Reply with one number only, the count of lines holding the string "JSON".

_STORED DATA:_

--*--

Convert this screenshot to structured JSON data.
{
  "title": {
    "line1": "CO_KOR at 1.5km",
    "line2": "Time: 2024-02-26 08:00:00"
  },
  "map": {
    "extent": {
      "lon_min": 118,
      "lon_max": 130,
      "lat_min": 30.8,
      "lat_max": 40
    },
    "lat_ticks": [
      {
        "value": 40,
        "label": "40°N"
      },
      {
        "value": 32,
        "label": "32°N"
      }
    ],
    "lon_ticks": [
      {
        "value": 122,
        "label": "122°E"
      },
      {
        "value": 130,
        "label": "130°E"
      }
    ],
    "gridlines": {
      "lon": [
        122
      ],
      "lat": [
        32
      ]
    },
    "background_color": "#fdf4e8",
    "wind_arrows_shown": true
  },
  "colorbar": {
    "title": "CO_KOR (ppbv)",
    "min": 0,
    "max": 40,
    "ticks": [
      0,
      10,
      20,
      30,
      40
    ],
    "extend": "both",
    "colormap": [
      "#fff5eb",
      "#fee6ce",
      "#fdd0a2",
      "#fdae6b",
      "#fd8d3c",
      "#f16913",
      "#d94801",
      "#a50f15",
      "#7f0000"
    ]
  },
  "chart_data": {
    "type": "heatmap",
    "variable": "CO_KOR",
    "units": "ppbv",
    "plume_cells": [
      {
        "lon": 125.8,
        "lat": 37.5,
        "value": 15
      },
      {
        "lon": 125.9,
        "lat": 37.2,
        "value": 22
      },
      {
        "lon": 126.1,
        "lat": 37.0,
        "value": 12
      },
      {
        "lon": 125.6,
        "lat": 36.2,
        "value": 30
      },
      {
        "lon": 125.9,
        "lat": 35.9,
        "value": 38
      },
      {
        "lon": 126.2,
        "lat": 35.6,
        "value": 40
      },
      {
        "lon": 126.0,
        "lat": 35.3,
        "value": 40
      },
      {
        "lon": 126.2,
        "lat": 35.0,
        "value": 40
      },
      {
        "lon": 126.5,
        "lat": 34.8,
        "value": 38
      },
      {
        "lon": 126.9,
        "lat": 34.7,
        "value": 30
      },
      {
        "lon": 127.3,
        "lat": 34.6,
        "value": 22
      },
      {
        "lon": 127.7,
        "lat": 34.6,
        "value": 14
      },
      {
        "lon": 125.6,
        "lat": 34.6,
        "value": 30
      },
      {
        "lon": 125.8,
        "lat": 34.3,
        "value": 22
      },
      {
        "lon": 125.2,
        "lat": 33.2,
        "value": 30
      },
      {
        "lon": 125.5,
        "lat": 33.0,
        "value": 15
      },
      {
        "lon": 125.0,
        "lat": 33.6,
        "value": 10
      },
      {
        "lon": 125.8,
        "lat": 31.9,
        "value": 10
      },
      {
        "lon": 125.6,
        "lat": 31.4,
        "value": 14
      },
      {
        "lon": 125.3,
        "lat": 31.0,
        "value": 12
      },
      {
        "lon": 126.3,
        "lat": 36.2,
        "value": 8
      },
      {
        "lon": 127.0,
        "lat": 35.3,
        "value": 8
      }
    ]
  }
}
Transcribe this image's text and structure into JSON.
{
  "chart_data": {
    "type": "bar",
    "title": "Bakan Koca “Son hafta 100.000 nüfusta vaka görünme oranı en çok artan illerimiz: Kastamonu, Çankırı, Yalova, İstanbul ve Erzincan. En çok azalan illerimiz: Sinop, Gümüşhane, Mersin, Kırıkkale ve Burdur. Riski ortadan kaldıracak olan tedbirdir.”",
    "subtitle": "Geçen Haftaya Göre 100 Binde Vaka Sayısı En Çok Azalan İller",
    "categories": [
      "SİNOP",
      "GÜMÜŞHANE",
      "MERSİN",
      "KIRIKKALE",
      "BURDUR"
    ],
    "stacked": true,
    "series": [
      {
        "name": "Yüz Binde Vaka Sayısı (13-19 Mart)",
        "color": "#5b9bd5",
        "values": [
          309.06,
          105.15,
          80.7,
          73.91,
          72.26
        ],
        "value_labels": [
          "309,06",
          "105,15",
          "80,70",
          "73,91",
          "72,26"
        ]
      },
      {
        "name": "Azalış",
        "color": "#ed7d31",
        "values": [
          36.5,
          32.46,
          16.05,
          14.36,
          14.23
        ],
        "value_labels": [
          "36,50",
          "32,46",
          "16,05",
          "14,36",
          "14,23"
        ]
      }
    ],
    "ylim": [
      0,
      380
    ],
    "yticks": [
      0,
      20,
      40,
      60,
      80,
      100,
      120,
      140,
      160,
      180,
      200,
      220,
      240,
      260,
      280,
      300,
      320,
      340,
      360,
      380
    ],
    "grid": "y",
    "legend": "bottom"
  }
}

--*--

_SOLUTION TO THIS TASK:_ 2